(begin)

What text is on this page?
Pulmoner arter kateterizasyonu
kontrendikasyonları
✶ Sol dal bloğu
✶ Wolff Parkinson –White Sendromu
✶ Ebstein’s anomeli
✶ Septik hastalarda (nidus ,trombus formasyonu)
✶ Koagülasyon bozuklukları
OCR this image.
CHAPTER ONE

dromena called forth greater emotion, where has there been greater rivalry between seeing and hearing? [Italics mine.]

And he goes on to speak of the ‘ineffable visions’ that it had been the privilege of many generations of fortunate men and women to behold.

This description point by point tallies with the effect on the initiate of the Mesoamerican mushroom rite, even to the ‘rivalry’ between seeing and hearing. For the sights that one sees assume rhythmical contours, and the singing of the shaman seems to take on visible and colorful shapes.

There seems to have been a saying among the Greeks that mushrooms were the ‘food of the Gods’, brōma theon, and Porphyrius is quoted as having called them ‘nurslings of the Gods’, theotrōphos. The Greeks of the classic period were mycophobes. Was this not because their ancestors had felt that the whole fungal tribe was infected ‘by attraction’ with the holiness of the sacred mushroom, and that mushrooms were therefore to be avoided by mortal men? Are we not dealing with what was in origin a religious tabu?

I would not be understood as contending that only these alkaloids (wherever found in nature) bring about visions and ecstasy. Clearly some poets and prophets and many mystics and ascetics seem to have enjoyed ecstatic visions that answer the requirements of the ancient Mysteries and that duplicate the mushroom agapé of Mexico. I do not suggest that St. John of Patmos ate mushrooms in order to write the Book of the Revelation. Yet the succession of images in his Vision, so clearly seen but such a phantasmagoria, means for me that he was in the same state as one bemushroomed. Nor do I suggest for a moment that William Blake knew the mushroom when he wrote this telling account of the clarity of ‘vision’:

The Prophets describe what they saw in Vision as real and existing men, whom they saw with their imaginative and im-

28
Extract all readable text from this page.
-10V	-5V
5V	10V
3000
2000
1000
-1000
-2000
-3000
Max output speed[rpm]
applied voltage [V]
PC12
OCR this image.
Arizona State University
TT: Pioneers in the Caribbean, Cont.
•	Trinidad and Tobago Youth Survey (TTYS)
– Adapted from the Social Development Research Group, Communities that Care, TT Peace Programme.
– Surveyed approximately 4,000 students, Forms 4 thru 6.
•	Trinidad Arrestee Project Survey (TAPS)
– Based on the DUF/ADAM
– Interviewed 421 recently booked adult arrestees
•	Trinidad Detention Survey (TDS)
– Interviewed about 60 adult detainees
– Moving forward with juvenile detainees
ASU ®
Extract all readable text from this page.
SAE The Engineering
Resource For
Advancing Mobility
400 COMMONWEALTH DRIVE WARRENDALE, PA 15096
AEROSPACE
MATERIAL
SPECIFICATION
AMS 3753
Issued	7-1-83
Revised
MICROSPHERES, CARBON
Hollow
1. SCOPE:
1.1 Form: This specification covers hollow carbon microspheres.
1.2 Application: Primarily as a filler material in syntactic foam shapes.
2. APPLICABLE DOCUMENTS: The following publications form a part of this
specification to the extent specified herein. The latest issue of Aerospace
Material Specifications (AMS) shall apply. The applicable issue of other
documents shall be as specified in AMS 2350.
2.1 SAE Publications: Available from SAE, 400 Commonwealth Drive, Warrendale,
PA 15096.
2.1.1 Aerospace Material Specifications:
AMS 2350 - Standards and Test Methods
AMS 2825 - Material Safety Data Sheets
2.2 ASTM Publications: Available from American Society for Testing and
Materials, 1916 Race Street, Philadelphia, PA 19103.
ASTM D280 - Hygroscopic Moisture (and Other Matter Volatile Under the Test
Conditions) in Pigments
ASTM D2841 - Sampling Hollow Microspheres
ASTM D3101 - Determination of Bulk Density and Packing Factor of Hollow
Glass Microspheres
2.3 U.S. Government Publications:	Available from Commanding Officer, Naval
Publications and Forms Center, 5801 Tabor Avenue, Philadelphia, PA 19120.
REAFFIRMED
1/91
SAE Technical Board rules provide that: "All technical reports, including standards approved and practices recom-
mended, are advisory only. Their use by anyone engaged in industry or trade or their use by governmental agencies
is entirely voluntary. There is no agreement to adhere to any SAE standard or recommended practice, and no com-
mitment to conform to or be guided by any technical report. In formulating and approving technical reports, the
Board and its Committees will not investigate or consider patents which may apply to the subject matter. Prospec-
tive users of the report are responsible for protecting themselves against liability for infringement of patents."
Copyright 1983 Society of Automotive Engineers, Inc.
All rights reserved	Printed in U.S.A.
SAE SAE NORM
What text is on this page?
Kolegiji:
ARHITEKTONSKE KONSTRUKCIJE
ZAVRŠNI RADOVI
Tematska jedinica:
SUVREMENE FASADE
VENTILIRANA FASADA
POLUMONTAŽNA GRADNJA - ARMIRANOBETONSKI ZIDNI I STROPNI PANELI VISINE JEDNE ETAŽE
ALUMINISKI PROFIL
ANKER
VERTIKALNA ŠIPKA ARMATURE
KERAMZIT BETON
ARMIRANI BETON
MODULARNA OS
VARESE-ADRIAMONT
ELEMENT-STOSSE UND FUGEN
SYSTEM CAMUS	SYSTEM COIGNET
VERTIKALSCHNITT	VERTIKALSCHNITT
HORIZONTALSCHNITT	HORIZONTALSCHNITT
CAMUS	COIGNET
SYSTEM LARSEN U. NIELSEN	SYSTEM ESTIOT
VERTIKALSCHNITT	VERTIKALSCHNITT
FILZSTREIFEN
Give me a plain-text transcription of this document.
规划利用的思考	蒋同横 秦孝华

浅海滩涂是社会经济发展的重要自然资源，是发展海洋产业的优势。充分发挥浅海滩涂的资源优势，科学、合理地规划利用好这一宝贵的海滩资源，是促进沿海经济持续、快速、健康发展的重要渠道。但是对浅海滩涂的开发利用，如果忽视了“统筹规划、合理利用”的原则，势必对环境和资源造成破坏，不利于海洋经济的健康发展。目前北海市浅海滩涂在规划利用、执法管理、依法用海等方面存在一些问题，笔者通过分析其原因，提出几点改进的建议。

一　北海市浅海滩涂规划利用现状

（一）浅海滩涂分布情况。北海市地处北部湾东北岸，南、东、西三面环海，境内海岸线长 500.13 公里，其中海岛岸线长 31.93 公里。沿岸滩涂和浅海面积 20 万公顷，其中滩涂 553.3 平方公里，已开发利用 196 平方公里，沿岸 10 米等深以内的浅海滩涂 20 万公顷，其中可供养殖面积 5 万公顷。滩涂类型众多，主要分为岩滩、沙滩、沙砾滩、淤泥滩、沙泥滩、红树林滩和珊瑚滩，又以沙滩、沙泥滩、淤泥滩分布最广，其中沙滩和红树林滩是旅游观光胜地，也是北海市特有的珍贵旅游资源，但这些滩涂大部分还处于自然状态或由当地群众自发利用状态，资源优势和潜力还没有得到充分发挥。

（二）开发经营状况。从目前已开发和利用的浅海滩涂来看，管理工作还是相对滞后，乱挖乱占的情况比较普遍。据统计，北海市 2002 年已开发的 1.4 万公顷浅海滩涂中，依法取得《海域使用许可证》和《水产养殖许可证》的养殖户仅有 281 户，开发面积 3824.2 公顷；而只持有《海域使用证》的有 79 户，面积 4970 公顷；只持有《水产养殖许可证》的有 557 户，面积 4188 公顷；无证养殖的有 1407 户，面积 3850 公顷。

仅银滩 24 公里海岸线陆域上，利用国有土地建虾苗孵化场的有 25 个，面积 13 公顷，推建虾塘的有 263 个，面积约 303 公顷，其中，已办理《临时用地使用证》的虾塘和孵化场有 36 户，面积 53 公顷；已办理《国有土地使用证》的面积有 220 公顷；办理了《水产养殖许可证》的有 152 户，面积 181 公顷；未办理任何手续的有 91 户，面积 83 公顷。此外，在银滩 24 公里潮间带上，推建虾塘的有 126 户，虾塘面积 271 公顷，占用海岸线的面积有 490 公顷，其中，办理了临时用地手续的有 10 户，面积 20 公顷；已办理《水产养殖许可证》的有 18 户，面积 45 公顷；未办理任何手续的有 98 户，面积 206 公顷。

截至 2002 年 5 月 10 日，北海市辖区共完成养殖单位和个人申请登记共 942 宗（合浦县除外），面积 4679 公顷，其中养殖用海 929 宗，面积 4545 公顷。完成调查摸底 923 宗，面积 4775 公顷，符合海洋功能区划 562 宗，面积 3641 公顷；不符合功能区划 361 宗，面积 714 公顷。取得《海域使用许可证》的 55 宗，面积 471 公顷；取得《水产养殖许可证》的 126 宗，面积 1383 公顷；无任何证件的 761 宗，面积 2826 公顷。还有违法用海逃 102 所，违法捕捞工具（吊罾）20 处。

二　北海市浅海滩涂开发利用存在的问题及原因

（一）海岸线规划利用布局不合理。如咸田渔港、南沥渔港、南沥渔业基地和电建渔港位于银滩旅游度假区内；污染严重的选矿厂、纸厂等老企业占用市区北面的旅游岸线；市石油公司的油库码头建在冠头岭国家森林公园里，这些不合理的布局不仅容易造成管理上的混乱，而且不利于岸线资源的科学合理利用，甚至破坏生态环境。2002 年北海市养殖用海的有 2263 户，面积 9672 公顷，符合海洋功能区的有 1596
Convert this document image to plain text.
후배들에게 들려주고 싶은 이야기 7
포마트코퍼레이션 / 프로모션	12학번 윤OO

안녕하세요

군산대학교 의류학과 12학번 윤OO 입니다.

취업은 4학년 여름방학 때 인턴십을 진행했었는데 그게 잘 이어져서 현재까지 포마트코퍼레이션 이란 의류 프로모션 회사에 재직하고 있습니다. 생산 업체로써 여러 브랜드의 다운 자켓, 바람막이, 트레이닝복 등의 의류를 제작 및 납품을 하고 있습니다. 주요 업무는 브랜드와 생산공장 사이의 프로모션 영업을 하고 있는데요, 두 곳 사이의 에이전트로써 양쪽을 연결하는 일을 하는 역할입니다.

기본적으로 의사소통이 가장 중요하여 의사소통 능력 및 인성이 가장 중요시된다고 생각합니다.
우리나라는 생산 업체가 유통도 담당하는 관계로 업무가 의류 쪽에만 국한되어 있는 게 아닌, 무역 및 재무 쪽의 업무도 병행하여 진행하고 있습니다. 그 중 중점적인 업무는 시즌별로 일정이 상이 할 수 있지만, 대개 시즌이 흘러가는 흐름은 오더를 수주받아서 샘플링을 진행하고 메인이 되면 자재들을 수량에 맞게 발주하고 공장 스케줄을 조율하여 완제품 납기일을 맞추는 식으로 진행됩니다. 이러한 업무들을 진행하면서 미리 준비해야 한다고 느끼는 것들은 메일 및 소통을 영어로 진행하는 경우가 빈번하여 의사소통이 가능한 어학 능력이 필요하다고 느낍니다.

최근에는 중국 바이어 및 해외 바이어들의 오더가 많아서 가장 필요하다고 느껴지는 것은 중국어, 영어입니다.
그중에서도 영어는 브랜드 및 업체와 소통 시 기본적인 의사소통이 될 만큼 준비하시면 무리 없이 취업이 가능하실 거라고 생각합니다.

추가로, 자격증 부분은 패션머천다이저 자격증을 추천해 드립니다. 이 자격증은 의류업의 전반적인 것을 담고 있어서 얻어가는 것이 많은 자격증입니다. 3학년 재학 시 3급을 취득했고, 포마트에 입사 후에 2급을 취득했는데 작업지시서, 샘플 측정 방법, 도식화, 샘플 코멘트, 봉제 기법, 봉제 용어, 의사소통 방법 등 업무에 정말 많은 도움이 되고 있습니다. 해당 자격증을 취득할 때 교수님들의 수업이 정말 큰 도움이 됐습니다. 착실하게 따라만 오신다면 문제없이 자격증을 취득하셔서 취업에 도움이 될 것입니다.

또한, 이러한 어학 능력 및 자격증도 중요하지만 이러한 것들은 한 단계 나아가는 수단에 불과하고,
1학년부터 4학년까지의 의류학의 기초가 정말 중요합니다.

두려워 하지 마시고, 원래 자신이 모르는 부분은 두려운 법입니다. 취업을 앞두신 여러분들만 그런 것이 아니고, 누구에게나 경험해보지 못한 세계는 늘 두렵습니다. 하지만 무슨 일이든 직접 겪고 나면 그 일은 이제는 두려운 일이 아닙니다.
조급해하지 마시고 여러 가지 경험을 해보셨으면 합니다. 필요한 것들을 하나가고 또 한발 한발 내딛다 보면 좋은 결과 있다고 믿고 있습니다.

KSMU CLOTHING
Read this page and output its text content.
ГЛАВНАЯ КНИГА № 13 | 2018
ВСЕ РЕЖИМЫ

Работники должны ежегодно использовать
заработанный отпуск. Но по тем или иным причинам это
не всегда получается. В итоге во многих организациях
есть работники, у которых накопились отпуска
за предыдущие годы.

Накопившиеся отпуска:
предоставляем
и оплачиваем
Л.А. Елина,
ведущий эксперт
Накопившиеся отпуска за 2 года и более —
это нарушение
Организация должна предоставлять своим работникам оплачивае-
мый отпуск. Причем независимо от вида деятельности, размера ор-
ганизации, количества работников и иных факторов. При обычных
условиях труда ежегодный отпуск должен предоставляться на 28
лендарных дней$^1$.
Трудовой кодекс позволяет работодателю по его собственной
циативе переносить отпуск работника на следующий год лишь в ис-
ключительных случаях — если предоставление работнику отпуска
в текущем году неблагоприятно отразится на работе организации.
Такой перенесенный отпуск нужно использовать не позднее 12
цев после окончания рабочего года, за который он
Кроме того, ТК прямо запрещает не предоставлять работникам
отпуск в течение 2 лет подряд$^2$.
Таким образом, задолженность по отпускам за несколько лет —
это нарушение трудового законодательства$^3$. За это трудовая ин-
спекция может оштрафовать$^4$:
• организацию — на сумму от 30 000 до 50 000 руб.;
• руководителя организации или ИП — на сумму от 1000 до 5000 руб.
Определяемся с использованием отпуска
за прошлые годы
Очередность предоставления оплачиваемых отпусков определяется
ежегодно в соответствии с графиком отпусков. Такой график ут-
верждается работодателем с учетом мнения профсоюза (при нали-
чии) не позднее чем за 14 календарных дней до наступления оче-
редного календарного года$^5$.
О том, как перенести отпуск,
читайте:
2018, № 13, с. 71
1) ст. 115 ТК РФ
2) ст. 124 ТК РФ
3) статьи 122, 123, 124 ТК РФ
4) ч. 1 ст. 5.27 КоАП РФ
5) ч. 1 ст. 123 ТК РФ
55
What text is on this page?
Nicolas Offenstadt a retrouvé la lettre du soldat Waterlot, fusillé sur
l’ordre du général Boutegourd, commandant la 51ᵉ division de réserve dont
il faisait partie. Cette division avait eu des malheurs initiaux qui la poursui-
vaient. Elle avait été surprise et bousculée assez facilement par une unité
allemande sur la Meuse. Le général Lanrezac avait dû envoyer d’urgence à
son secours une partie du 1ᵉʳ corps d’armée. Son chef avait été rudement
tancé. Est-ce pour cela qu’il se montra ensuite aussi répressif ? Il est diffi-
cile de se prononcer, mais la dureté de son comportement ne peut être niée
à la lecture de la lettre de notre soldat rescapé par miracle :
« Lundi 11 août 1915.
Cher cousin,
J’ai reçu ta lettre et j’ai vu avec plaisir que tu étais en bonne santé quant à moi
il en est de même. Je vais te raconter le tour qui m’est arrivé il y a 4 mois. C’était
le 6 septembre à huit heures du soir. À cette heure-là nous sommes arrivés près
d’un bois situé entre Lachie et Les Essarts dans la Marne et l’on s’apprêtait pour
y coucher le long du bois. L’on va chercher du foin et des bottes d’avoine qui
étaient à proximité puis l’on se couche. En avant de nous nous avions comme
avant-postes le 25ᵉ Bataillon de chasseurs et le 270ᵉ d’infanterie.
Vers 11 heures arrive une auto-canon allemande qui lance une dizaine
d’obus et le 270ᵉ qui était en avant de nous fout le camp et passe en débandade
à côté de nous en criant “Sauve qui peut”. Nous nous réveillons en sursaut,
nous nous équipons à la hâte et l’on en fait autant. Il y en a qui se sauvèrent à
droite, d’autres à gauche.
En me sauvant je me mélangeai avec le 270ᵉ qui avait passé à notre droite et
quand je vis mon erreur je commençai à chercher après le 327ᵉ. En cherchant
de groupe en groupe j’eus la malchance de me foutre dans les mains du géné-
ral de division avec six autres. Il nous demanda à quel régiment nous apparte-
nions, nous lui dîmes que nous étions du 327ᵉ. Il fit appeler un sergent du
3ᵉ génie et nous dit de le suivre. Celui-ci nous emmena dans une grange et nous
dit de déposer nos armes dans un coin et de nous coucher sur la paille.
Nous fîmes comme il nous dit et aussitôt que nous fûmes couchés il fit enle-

(end)

• Work to complete: Above are the records; copy every line in them that holds the word "Available".

• Reply:
2.1 SAE Publications: Available from SAE, 400 Commonwealth Drive, Warrendale,
2.2 ASTM Publications: Available from American Society for Testing and
2.3 U.S. Government Publications:	Available from Commanding Officer, Naval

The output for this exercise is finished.